● SELECTED PASSAGE:
The beautiful natural surroundings and proximity to major population centers led to the development of a flourishing community of Resident Summer Camps that increased the population of the area by over 50,000 individuals each summer. Many of these camps serve primarily Jewish children from throughout the Northeast. The surrounding hills and mountains saw the growth of a winter recreational season as well. Resort home communities sprouted up throughout the area – Hemlock Farms and The Hideout are among largest. Although the majority of the residents were seasonal, over time, the lure of a more rural life with its relaxing atmosphere and its security transformed the residents of these communities into full-time, vibrant participants in the life of the greater Wayne and Pike Counties area. Congregation Beth Israel has benefited and flourished throughout its more than 165 years of history.


As might be expected, the Congregation began as Orthodox but quickly transformed itself into a reflection of German Reform or Classical Reform tradition. In the 1930s and 1940s, Jews of Eastern European backgrounds began to move into the area and the Congregation began to change from Classical Reform to a more mainstream Reform congregation. The Jewish community saw itself as an independent “full service” community.

So in addition to the Synagogue, there was the Cemetery Association, a lodge of B’nai B’rith and a chapter of Hadassah. The community supported the concept of Jewish philanthropy and contributed generously to community and Jewish causes, including support for the Jewish institutions of nearby Scranton, such as the Jewish Home and Jewish Community Center.

Beth Israel Today

Today, Beth Israel Congregation’s dynamic membership supports a religious school and a variety of Jewish cultural events. While there remains a core of Members who can trace their roots back to the Early Founders, the majority of Members have joined the Community in the last fifteen years. Every year there are B’nai Mitzvah and Weddings celebrated in the historic Beth Israel synagogue building. Each year, more members find their way to Honesdale and the surrounding areas as a result of time spent in the area’s well-known summer camps, at local resorts, and because of the ever-developing communities.

As part of the Union of Reform Judaism movement, we embrace modern tenets, but we also invest in honoring where we come from. That is why we maintain a small museum case with artifacts like the ones you see at the top of this page.

● INFORMATION SHOWN:
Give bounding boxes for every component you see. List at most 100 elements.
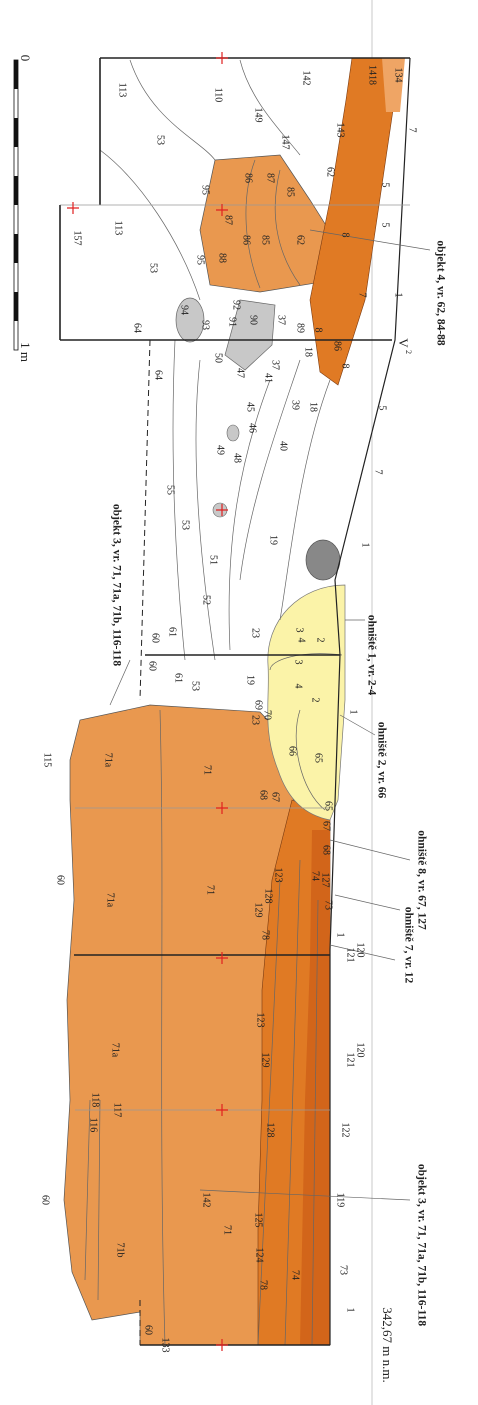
layer-label: 1	[335, 933, 346, 938]
layer-label: 117	[112, 1103, 123, 1118]
layer-label: 19	[268, 535, 279, 545]
layer-label: 91	[227, 317, 238, 327]
layer-label: 3	[293, 660, 304, 665]
layer-label: 60	[55, 875, 66, 885]
scale-zero: 0	[18, 55, 33, 62]
layer-label: 116	[88, 1118, 99, 1133]
layer-label: 70	[262, 710, 273, 720]
layer-label: 67	[270, 792, 281, 802]
layer-label: 89	[295, 323, 306, 333]
layer-label: 129	[253, 903, 264, 918]
layer-label: 157	[72, 231, 83, 246]
layer-label: 60	[40, 1195, 51, 1205]
annotation: ohniště 2, vr. 66	[375, 722, 387, 799]
layer-label: 7	[357, 293, 368, 298]
layer-label: 71a	[105, 893, 116, 908]
layer-label: 73	[323, 900, 334, 910]
layer-label: 123	[273, 868, 284, 883]
annotation: objekt 4, vr. 62, 84-88	[434, 240, 446, 346]
layer-label: 147	[280, 135, 291, 150]
layer-label: 47	[235, 368, 246, 378]
section-letter: V	[396, 338, 411, 348]
layer-label: 95	[195, 255, 206, 265]
layer-label: 50	[213, 353, 224, 363]
layer-label: 3	[294, 628, 305, 633]
layer-label: 142	[301, 71, 312, 86]
layer-label: 71a	[103, 753, 114, 768]
scale-bar	[13, 59, 19, 351]
layer-label: 41	[263, 373, 274, 383]
layer-label: 68	[258, 790, 269, 800]
layer-label: 71a	[110, 1043, 121, 1058]
layer-label: 18	[308, 402, 319, 412]
layer-label: 129	[260, 1053, 271, 1068]
layer-label: 78	[258, 1280, 269, 1290]
layer-label: 7	[373, 470, 384, 475]
layer-label: 124	[254, 1248, 265, 1263]
layer-label: 74	[310, 871, 321, 881]
layer-label: 8	[340, 233, 351, 238]
layer-label: 71	[202, 765, 213, 775]
layer-label: 120	[355, 943, 366, 958]
layer-label: 67	[321, 821, 332, 831]
layer-label: 121	[345, 1053, 356, 1068]
layer-label: 68	[321, 845, 332, 855]
layer-label: 71b	[115, 1243, 126, 1258]
layer-label: 93	[200, 320, 211, 330]
layer-label: 4	[296, 638, 307, 643]
layer-label: 128	[263, 889, 274, 904]
profile-outline	[59, 57, 410, 1346]
layer-label: 46	[247, 423, 258, 433]
layer-label: 23	[250, 715, 261, 725]
layer-label: 60	[147, 661, 158, 671]
layer-label: 55	[165, 485, 176, 495]
layer-label: 45	[245, 402, 256, 412]
layer-label: 5	[380, 223, 391, 228]
layer-label: 78	[260, 930, 271, 940]
stone	[224, 299, 276, 371]
layer-label: 40	[278, 441, 289, 451]
object-3-darker-band	[300, 830, 330, 1345]
layer-label: 48	[232, 453, 243, 463]
layer-label: 121	[345, 948, 356, 963]
annotation: ohniště 7, vr. 12	[402, 907, 414, 984]
layer-label: 85	[260, 235, 271, 245]
layer-label: 64	[132, 323, 143, 333]
layer-label: 71	[205, 885, 216, 895]
layer-label: 87	[223, 215, 234, 225]
layer-label: 61	[167, 627, 178, 637]
layer-label: 118	[90, 1093, 101, 1108]
layer-label: 74	[290, 1270, 301, 1280]
layer-label: 4	[293, 684, 304, 689]
layer-label: 23	[250, 628, 261, 638]
layer-label: 8	[340, 364, 351, 369]
layer-label: 149	[253, 108, 264, 123]
layer-label: 53	[155, 135, 166, 145]
layer-label: 95	[200, 185, 211, 195]
layer-label: 113	[117, 83, 128, 98]
annotation: ohniště 1, vr. 2-4	[365, 615, 377, 696]
stone	[305, 539, 341, 581]
hearth-line	[269, 653, 343, 811]
layer-label: 19	[245, 675, 256, 685]
dashed-boundary	[59, 205, 151, 1345]
layer-label: 122	[340, 1123, 351, 1138]
layer-label: 65	[323, 801, 334, 811]
layer-label: 8	[313, 328, 324, 333]
layer-label: 85	[285, 187, 296, 197]
layer-label: 119	[335, 1193, 346, 1208]
layer-label: 1418	[367, 65, 378, 85]
layer-label: 113	[113, 221, 124, 236]
layer-label: 127	[320, 873, 331, 888]
layer-label: 53	[190, 681, 201, 691]
layer-label: 5	[377, 406, 388, 411]
layer-line	[84, 709, 319, 1346]
layer-label: 110	[213, 88, 224, 103]
section-index: 2	[404, 350, 413, 354]
layer-label: 37	[276, 315, 287, 325]
layer-label: 123	[255, 1013, 266, 1028]
layer-label: 39	[290, 400, 301, 410]
layer-label: 37	[270, 360, 281, 370]
layer-label: 52	[201, 595, 212, 605]
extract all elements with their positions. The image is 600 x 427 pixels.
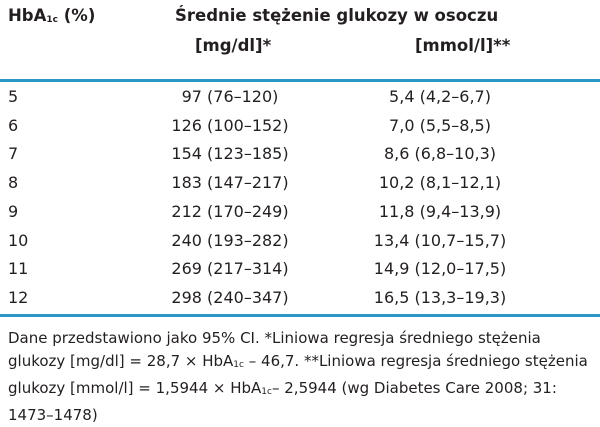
header-mgdl: [mg/dl]* [195,36,272,55]
cell-hba1c: 11 [8,259,29,279]
cell-mmol: 14,9 (12,0–17,5) [373,259,507,279]
table-row: 5 97 (76–120) 5,4 (4,2–6,7) [0,87,600,115]
header-mmol: [mmol/l]** [415,36,511,55]
cell-mmol: 10,2 (8,1–12,1) [378,173,502,193]
table-row: 12 298 (240–347) 16,5 (13,3–19,3) [0,288,600,316]
cell-mgdl: 269 (217–314) [171,259,289,279]
cell-mmol: 16,5 (13,3–19,3) [373,287,507,307]
cell-mmol: 13,4 (10,7–15,7) [373,230,507,250]
cell-mmol: 11,8 (9,4–13,9) [378,201,502,221]
header-hba1c-label: HbA [8,6,47,25]
cell-mgdl: 212 (170–249) [171,201,289,221]
table-row: 10 240 (193–282) 13,4 (10,7–15,7) [0,231,600,259]
cell-mmol: 7,0 (5,5–8,5) [389,115,491,135]
cell-hba1c: 7 [8,144,19,164]
header-hba1c-unit: (%) [58,6,96,25]
cell-mmol: 5,4 (4,2–6,7) [389,87,491,106]
footnote-subscript-1: 1c [233,360,244,370]
cell-mgdl: 126 (100–152) [171,115,289,135]
header-hba1c-subscript: 1c [46,15,58,25]
footnote-text-1: Dane przedstawiono jako 95% CI. *Liniowa… [8,329,541,370]
cell-mgdl: 298 (240–347) [171,287,289,307]
cell-mmol: 8,6 (6,8–10,3) [383,144,497,164]
cell-hba1c: 9 [8,201,19,221]
footnote-text-3: – 2,5944 (wg Diabetes Care 2008; 31: 147… [8,379,557,424]
header-hba1c: HbA1c (%) [8,6,95,25]
cell-hba1c: 8 [8,173,19,193]
cell-mgdl: 97 (76–120) [181,87,279,106]
cell-mgdl: 240 (193–282) [171,230,289,250]
bottom-rule [0,314,600,317]
footnote: Dane przedstawiono jako 95% CI. *Liniowa… [8,327,598,427]
cell-hba1c: 12 [8,287,29,307]
table-row: 7 154 (123–185) 8,6 (6,8–10,3) [0,144,600,172]
cell-mgdl: 183 (147–217) [171,173,289,193]
table-row: 11 269 (217–314) 14,9 (12,0–17,5) [0,259,600,287]
cell-hba1c: 5 [8,87,19,106]
cell-mgdl: 154 (123–185) [171,144,289,164]
table-row: 6 126 (100–152) 7,0 (5,5–8,5) [0,116,600,144]
footnote-text-2: – 46,7. **Liniowa regresja średniego stę… [8,352,588,397]
cell-hba1c: 6 [8,115,19,135]
table-row: 8 183 (147–217) 10,2 (8,1–12,1) [0,173,600,201]
cell-hba1c: 10 [8,230,29,250]
table-row: 9 212 (170–249) 11,8 (9,4–13,9) [0,202,600,230]
header-rule [0,79,600,82]
footnote-subscript-2: 1c [261,387,272,397]
header-group-title: Średnie stężenie glukozy w osoczu [175,6,499,25]
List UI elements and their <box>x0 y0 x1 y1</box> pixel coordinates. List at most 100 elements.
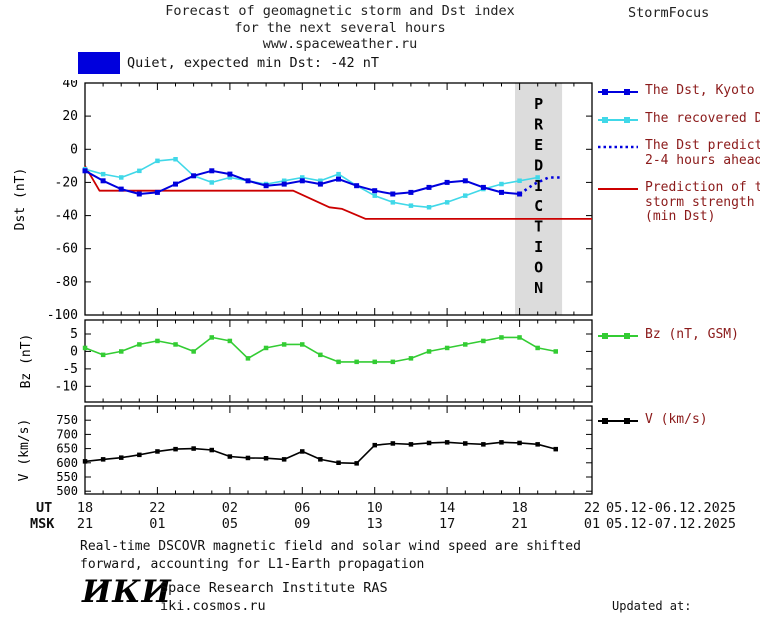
v-ytick-label: 650 <box>56 442 78 456</box>
legend-item: The Dst, Kyoto <box>597 83 760 99</box>
prediction-band-letter: D <box>534 156 543 174</box>
v-legend: V (km/s) <box>597 412 760 441</box>
prediction-band-letter: I <box>534 177 543 195</box>
institute-block: Space Research Institute RAS iki.cosmos.… <box>160 579 388 615</box>
msk-axis-row-tick: 01 <box>149 516 166 532</box>
bz-plot-svg: 5 0 -5 -10 Bz (nT) <box>19 319 593 403</box>
bz-legend: Bz (nT, GSM) <box>597 327 760 356</box>
dst-kyoto-legend-icon <box>598 89 638 95</box>
updated-block: Updated at: UT 18:05, 06.12.2025 MSK 21:… <box>606 564 758 620</box>
dst-prediction-legend-icon <box>598 145 638 149</box>
msk-axis-row-tick: 21 <box>511 516 528 532</box>
dst-legend: The Dst, Kyoto The recovered Dst The Dst p… <box>597 83 760 238</box>
dst-ytick-label: -80 <box>55 275 78 290</box>
recovered-dst-legend-icon <box>598 116 638 123</box>
dst-axis-title: Dst (nT) <box>13 168 28 231</box>
legend-label: V (km/s) <box>645 412 708 427</box>
bz-ytick-label: 5 <box>70 327 78 342</box>
legend-item: V (km/s) <box>597 412 760 428</box>
series-the-dst-prediction-2-4-hours-ahead <box>518 176 563 196</box>
legend-label: The Dst, Kyoto <box>645 83 755 98</box>
ut-axis-row-tick: 14 <box>438 500 456 516</box>
msk-axis-row-tick: 09 <box>294 516 311 532</box>
page-title: Forecast of geomagnetic storm and Dst in… <box>75 3 605 53</box>
ut-axis-row-tick: 18 <box>511 500 528 516</box>
legend-item: Bz (nT, GSM) <box>597 327 760 343</box>
bz-ytick-label: 0 <box>70 344 78 359</box>
brand-stormfocus: StormFocus <box>628 5 710 21</box>
ut-axis-row-tick: 10 <box>366 500 383 516</box>
v-ytick-label: 550 <box>56 470 78 484</box>
series-prediction-of-the-storm-strength-min-dst <box>84 165 592 220</box>
dst-ytick-label: -20 <box>55 175 78 190</box>
institute-name: Space Research Institute RAS <box>160 580 388 596</box>
prediction-band-letter: E <box>534 136 543 154</box>
ut-axis-row-date-range: 05.12-06.12.2025 <box>606 500 737 516</box>
time-axis: UT 18 22 02 06 10 14 18 22 05.12-06.12.2025 MSK 21 0… <box>0 500 760 534</box>
v-ytick-label: 500 <box>56 484 78 497</box>
v-ytick-label: 750 <box>56 413 78 427</box>
bz-chart: 5 0 -5 -10 Bz (nT) <box>0 319 600 405</box>
bz-ytick-label: -5 <box>62 362 78 377</box>
prediction-band <box>515 83 563 315</box>
msk-axis-row-tick: 05 <box>221 516 239 532</box>
dst-chart: P R E D I C T I O N 40 20 0 -20 -40 -60 -80 -100 Dst (nT) <box>0 76 600 323</box>
footnote: Real-time DSCOVR magnetic field and sola… <box>80 538 581 573</box>
msk-axis-row-tick: 01 <box>583 516 601 532</box>
ut-axis-row-tick: 22 <box>149 500 166 516</box>
v-legend-icon <box>598 418 638 424</box>
footnote-line1: Real-time DSCOVR magnetic field and sola… <box>80 539 581 554</box>
msk-axis-row-tick: 13 <box>366 516 383 532</box>
institute-site: iki.cosmos.ru <box>160 598 266 614</box>
storm-level-text: Quiet, expected min Dst: -42 nT <box>127 55 379 71</box>
prediction-band-letter: P <box>534 95 543 113</box>
ut-axis-row-tick: 06 <box>294 500 311 516</box>
dst-ytick-label: -40 <box>55 209 78 224</box>
ut-axis-row-tick: 18 <box>76 500 94 516</box>
prediction-band-letter: O <box>534 259 543 277</box>
updated-label: Updated at: <box>612 599 692 613</box>
v-axis-title: V (km/s) <box>17 419 32 482</box>
dst-ytick-label: -60 <box>55 242 78 257</box>
bz-axis-title: Bz (nT) <box>19 334 34 389</box>
legend-item: The recovered Dst <box>597 110 760 127</box>
title-line1: Forecast of geomagnetic storm and Dst in… <box>165 3 515 19</box>
v-chart: 750 700 650 600 550 500 V (km/s) <box>0 405 600 498</box>
legend-label: The Dst prediction2-4 hours ahead <box>645 138 760 168</box>
msk-axis-row-date-range: 05.12-07.12.2025 <box>606 516 737 532</box>
v-ytick-label: 600 <box>56 456 78 470</box>
series-the-recovered-dst <box>84 158 538 209</box>
ut-axis-row: UT 18 22 02 06 10 14 18 22 05.12-06.12.2025 <box>0 500 760 516</box>
ut-axis-row-label: UT <box>36 500 53 516</box>
bz-ytick-label: -10 <box>55 379 78 394</box>
dst-ytick-label: -100 <box>47 308 78 320</box>
title-site-link: www.spaceweather.ru <box>262 36 418 52</box>
msk-axis-row-label: MSK <box>30 516 55 532</box>
title-line2: for the next several hours <box>234 19 446 36</box>
prediction-band-letter: C <box>534 197 543 215</box>
ut-axis-row-tick: 22 <box>583 500 601 516</box>
prediction-band-letter: R <box>534 115 544 133</box>
prediction-band-letter: N <box>534 279 543 297</box>
dst-ytick-label: 40 <box>62 80 78 91</box>
storm-level-swatch <box>78 52 120 74</box>
msk-axis-row-tick: 21 <box>76 516 94 532</box>
footnote-line2: forward, accounting for L1-Earth propaga… <box>80 556 425 572</box>
legend-label: Prediction of thestorm strength(min Dst) <box>645 180 760 224</box>
iki-logo: ИКИ <box>82 574 172 610</box>
legend-item: The Dst prediction2-4 hours ahead <box>597 138 760 168</box>
bz-legend-icon <box>598 333 638 339</box>
legend-label: The recovered Dst <box>645 110 760 126</box>
v-ytick-label: 700 <box>56 427 78 441</box>
ut-axis-row-tick: 02 <box>221 500 239 516</box>
legend-label: Bz (nT, GSM) <box>645 327 739 342</box>
msk-axis-row-tick: 17 <box>438 516 456 532</box>
dst-ytick-label: 0 <box>70 142 78 157</box>
storm-strength-legend-icon <box>598 188 638 190</box>
msk-axis-row: MSK 21 01 05 09 13 17 21 01 05.12-07.12.2025 <box>0 516 760 532</box>
dst-ytick-label: 20 <box>62 109 78 124</box>
prediction-band-letter: I <box>534 238 543 256</box>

● STATED TASK: Please rewrite the Beth Israel history from "Today, Beth Israel" to "of this page.", replacing "museum case" with "display cabinet".

● CORRECT ANSWER:
Today, Beth Israel Congregation’s dynamic membership supports a religious school and a variety of Jewish cultural events. While there remains a core of Members who can trace their roots back to the Early Founders, the majority of Members have joined the Community in the last fifteen years. Every year there are B’nai Mitzvah and Weddings celebrated in the historic Beth Israel synagogue building. Each year, more members find their way to Honesdale and the surrounding areas as a result of time spent in the area’s well-known summer camps, at local resorts, and because of the ever-developing communities.

As part of the Union of Reform Judaism movement, we embrace modern tenets, but we also invest in honoring where we come from. That is why we maintain a small display cabinet with artifacts like the ones you see at the top of this page.